** Data for processing **
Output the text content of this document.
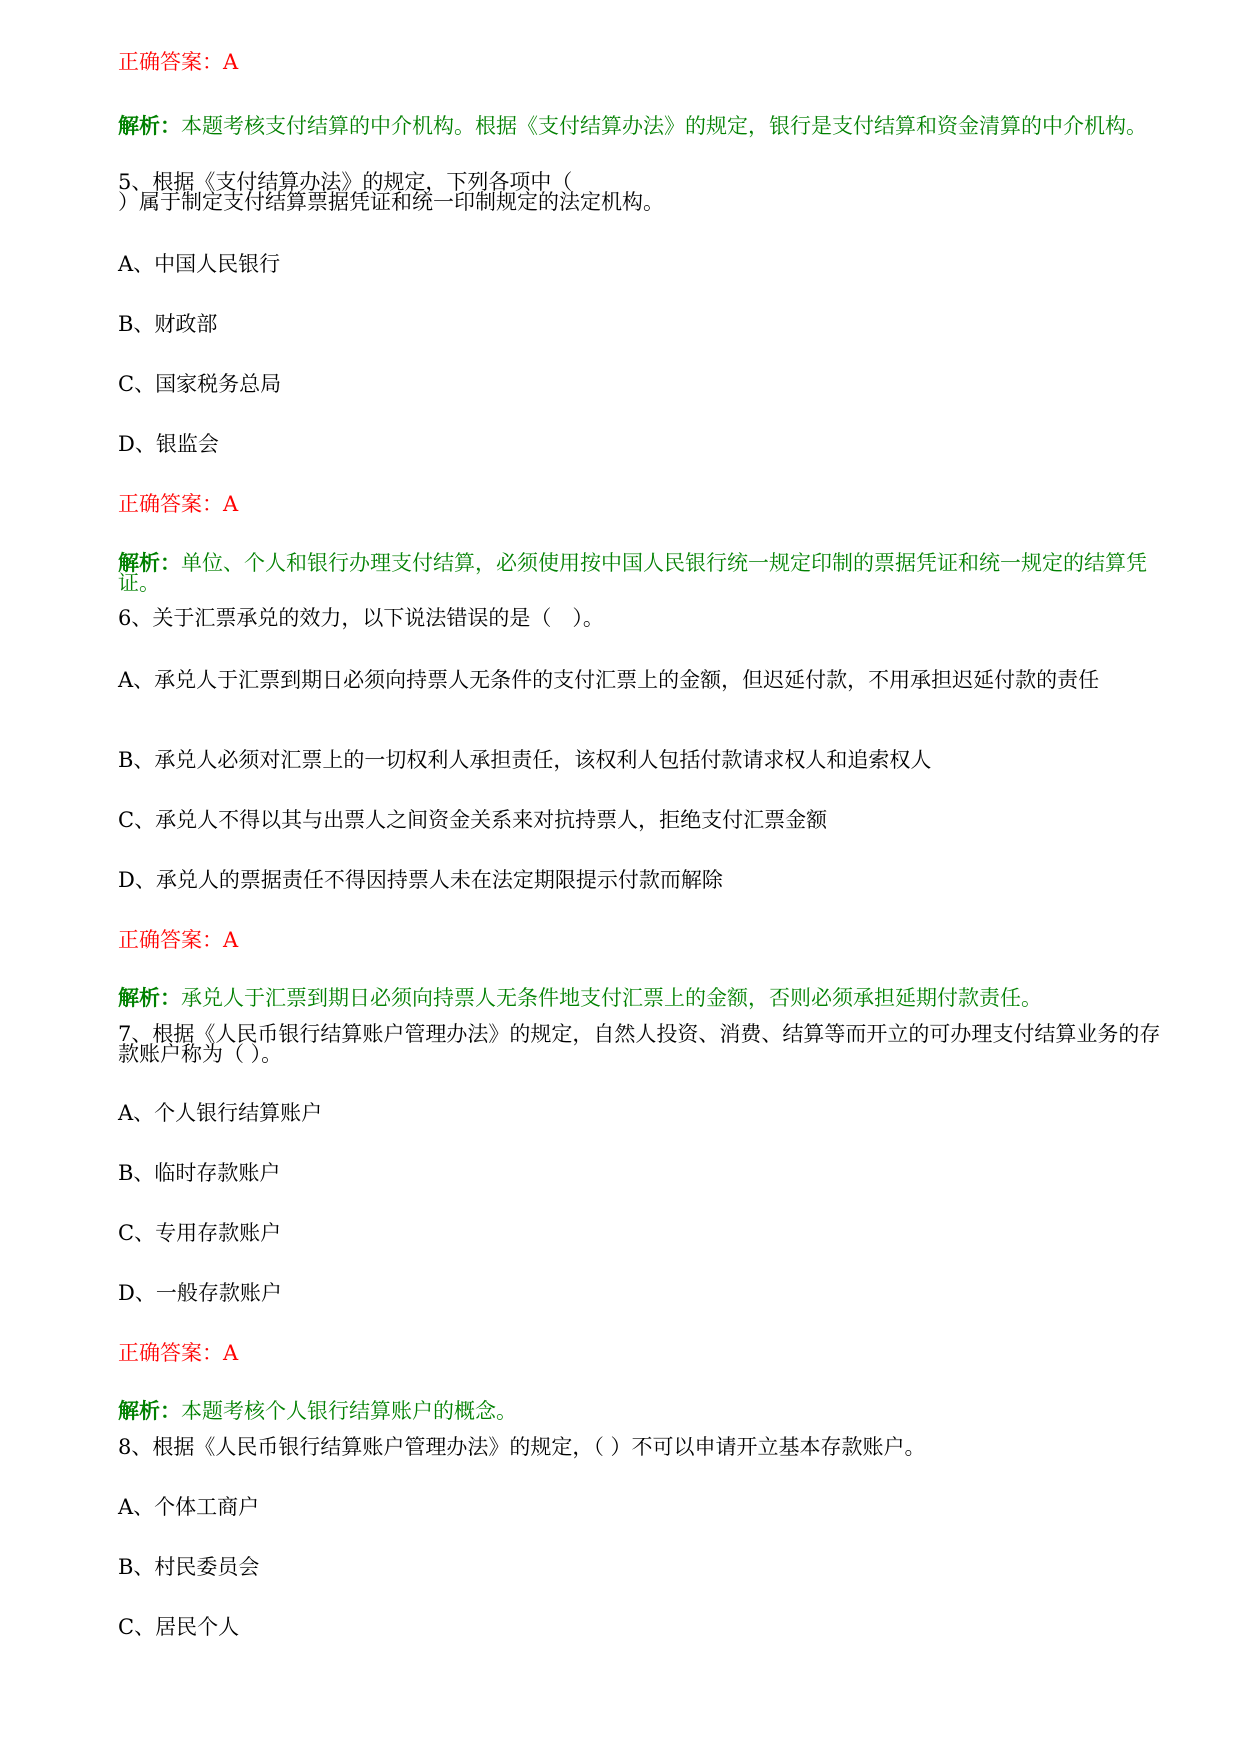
正确答案：A
解析：本题考核支付结算的中介机构。根据《支付结算办法》的规定，银行是支付结算和资金清算的中介机构。
5、根据《支付结算办法》的规定，下列各项中（
）属于制定支付结算票据凭证和统一印制规定的法定机构。
A、中国人民银行
B、财政部
C、国家税务总局
D、银监会
正确答案：A
解析：单位、个人和银行办理支付结算，必须使用按中国人民银行统一规定印制的票据凭证和统一规定的结算凭证。
6、关于汇票承兑的效力，以下说法错误的是（　）。
A、承兑人于汇票到期日必须向持票人无条件的支付汇票上的金额，但迟延付款，不用承担迟延付款的责任
B、承兑人必须对汇票上的一切权利人承担责任，该权利人包括付款请求权人和追索权人
C、承兑人不得以其与出票人之间资金关系来对抗持票人，拒绝支付汇票金额
D、承兑人的票据责任不得因持票人未在法定期限提示付款而解除
正确答案：A
解析：承兑人于汇票到期日必须向持票人无条件地支付汇票上的金额，否则必须承担延期付款责任。
7、根据《人民币银行结算账户管理办法》的规定，自然人投资、消费、结算等而开立的可办理支付结算业务的存款账户称为（ ）。
A、个人银行结算账户
B、临时存款账户
C、专用存款账户
D、一般存款账户
正确答案：A
解析：本题考核个人银行结算账户的概念。
8、根据《人民币银行结算账户管理办法》的规定，（ ）不可以申请开立基本存款账户。
A、个体工商户
B、村民委员会
C、居民个人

** Stated problem **
Make an exact copy of the records shown above, without the pictures.

** Worked solution **
Output the text content of this document.
正确答案：A
解析：本题考核支付结算的中介机构。根据《支付结算办法》的规定，银行是支付结算和资金清算的中介机构。
5、根据《支付结算办法》的规定，下列各项中（
）属于制定支付结算票据凭证和统一印制规定的法定机构。
A、中国人民银行
B、财政部
C、国家税务总局
D、银监会
正确答案：A
解析：单位、个人和银行办理支付结算，必须使用按中国人民银行统一规定印制的票据凭证和统一规定的结算凭证。
6、关于汇票承兑的效力，以下说法错误的是（　）。
A、承兑人于汇票到期日必须向持票人无条件的支付汇票上的金额，但迟延付款，不用承担迟延付款的责任
B、承兑人必须对汇票上的一切权利人承担责任，该权利人包括付款请求权人和追索权人
C、承兑人不得以其与出票人之间资金关系来对抗持票人，拒绝支付汇票金额
D、承兑人的票据责任不得因持票人未在法定期限提示付款而解除
正确答案：A
解析：承兑人于汇票到期日必须向持票人无条件地支付汇票上的金额，否则必须承担延期付款责任。
7、根据《人民币银行结算账户管理办法》的规定，自然人投资、消费、结算等而开立的可办理支付结算业务的存款账户称为（ ）。
A、个人银行结算账户
B、临时存款账户
C、专用存款账户
D、一般存款账户
正确答案：A
解析：本题考核个人银行结算账户的概念。
8、根据《人民币银行结算账户管理办法》的规定，（ ）不可以申请开立基本存款账户。
A、个体工商户
B、村民委员会
C、居民个人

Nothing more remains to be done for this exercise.